(Dataset records)

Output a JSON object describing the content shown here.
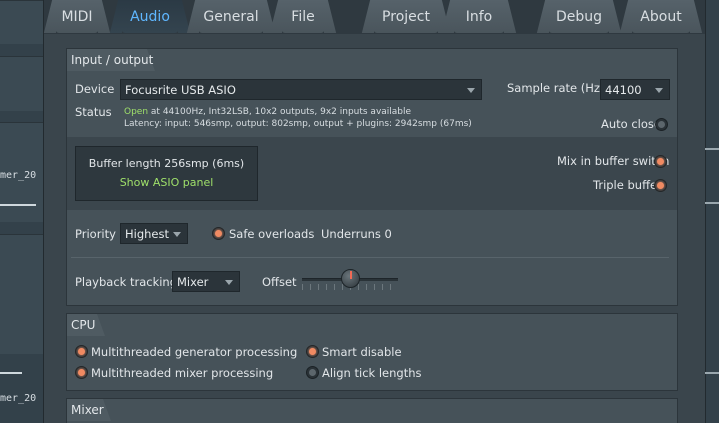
{
  "background": {
    "track_labels": [
      "mer_20",
      "mer_20"
    ]
  },
  "tabs": [
    {
      "label": "MIDI",
      "active": false
    },
    {
      "label": "Audio",
      "active": true
    },
    {
      "label": "General",
      "active": false
    },
    {
      "label": "File",
      "active": false
    },
    {
      "label": "Project",
      "active": false
    },
    {
      "label": "Info",
      "active": false
    },
    {
      "label": "Debug",
      "active": false
    },
    {
      "label": "About",
      "active": false
    }
  ],
  "io": {
    "title": "Input / output",
    "device_label": "Device",
    "device_value": "Focusrite USB ASIO",
    "sample_rate_label": "Sample rate (Hz)",
    "sample_rate_value": "44100",
    "status_label": "Status",
    "status_open": "Open",
    "status_line1": "at 44100Hz, Int32LSB, 10x2 outputs, 9x2 inputs available",
    "status_line2": "Latency: input: 546smp, output: 802smp, output + plugins: 2942smp (67ms)",
    "auto_close_label": "Auto close",
    "buffer_length": "Buffer length 256smp (6ms)",
    "show_asio_panel": "Show ASIO panel",
    "mix_in_buffer_switch": "Mix in buffer switch",
    "triple_buffer": "Triple buffer",
    "priority_label": "Priority",
    "priority_value": "Highest",
    "safe_overloads": "Safe overloads",
    "underruns": "Underruns 0",
    "playback_tracking_label": "Playback tracking",
    "playback_tracking_value": "Mixer",
    "offset_label": "Offset",
    "offset_value": 0.5
  },
  "cpu": {
    "title": "CPU",
    "multithreaded_generator": "Multithreaded generator processing",
    "multithreaded_mixer": "Multithreaded mixer processing",
    "smart_disable": "Smart disable",
    "align_tick_lengths": "Align tick lengths"
  },
  "mixer": {
    "title": "Mixer"
  },
  "colors": {
    "accent": "#5fb7ff",
    "radio_on": "#f08a62",
    "status_green": "#9fe06a"
  }
}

What to work on: Retype each entry precisely. Skip images entirely.

Solution below:
Output a JSON object describing the content shown here.
{
  "background": {
    "track_labels": [
      "mer_20",
      "mer_20"
    ]
  },
  "tabs": [
    {
      "label": "MIDI",
      "active": false
    },
    {
      "label": "Audio",
      "active": true
    },
    {
      "label": "General",
      "active": false
    },
    {
      "label": "File",
      "active": false
    },
    {
      "label": "Project",
      "active": false
    },
    {
      "label": "Info",
      "active": false
    },
    {
      "label": "Debug",
      "active": false
    },
    {
      "label": "About",
      "active": false
    }
  ],
  "io": {
    "title": "Input / output",
    "device_label": "Device",
    "device_value": "Focusrite USB ASIO",
    "sample_rate_label": "Sample rate (Hz)",
    "sample_rate_value": "44100",
    "status_label": "Status",
    "status_open": "Open",
    "status_line1": "at 44100Hz, Int32LSB, 10x2 outputs, 9x2 inputs available",
    "status_line2": "Latency: input: 546smp, output: 802smp, output + plugins: 2942smp (67ms)",
    "auto_close_label": "Auto close",
    "buffer_length": "Buffer length 256smp (6ms)",
    "show_asio_panel": "Show ASIO panel",
    "mix_in_buffer_switch": "Mix in buffer switch",
    "triple_buffer": "Triple buffer",
    "priority_label": "Priority",
    "priority_value": "Highest",
    "safe_overloads": "Safe overloads",
    "underruns": "Underruns 0",
    "playback_tracking_label": "Playback tracking",
    "playback_tracking_value": "Mixer",
    "offset_label": "Offset",
    "offset_value": 0.5
  },
  "cpu": {
    "title": "CPU",
    "multithreaded_generator": "Multithreaded generator processing",
    "multithreaded_mixer": "Multithreaded mixer processing",
    "smart_disable": "Smart disable",
    "align_tick_lengths": "Align tick lengths"
  },
  "mixer": {
    "title": "Mixer"
  },
  "colors": {
    "accent": "#5fb7ff",
    "radio_on": "#f08a62",
    "status_green": "#9fe06a"
  }
}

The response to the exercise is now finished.